**Aim:** Your task is to output all the records below, word for word.

::::::::

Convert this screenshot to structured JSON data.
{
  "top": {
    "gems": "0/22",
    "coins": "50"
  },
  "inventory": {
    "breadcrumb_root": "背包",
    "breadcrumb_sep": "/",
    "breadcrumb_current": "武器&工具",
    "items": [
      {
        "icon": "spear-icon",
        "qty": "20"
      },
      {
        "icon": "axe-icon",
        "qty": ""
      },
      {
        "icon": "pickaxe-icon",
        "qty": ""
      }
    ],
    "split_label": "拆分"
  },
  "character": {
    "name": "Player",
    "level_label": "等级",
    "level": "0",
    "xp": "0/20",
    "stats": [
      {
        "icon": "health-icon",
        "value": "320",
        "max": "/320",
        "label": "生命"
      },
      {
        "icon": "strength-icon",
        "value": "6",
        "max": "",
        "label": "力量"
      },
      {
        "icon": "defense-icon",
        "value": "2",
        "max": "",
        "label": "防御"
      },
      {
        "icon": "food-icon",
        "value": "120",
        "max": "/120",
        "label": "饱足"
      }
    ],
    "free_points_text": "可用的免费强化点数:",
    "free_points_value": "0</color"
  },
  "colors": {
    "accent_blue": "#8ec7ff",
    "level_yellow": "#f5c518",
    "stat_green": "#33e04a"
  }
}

::::::::

**Exercise solution:**
Convert this screenshot to structured JSON data.
{
  "top": {
    "gems": "0/22",
    "coins": "50"
  },
  "inventory": {
    "breadcrumb_root": "背包",
    "breadcrumb_sep": "/",
    "breadcrumb_current": "武器&工具",
    "items": [
      {
        "icon": "spear-icon",
        "qty": "20"
      },
      {
        "icon": "axe-icon",
        "qty": ""
      },
      {
        "icon": "pickaxe-icon",
        "qty": ""
      }
    ],
    "split_label": "拆分"
  },
  "character": {
    "name": "Player",
    "level_label": "等级",
    "level": "0",
    "xp": "0/20",
    "stats": [
      {
        "icon": "health-icon",
        "value": "320",
        "max": "/320",
        "label": "生命"
      },
      {
        "icon": "strength-icon",
        "value": "6",
        "max": "",
        "label": "力量"
      },
      {
        "icon": "defense-icon",
        "value": "2",
        "max": "",
        "label": "防御"
      },
      {
        "icon": "food-icon",
        "value": "120",
        "max": "/120",
        "label": "饱足"
      }
    ],
    "free_points_text": "可用的免费强化点数:",
    "free_points_value": "0</color"
  },
  "colors": {
    "accent_blue": "#8ec7ff",
    "level_yellow": "#f5c518",
    "stat_green": "#33e04a"
  }
}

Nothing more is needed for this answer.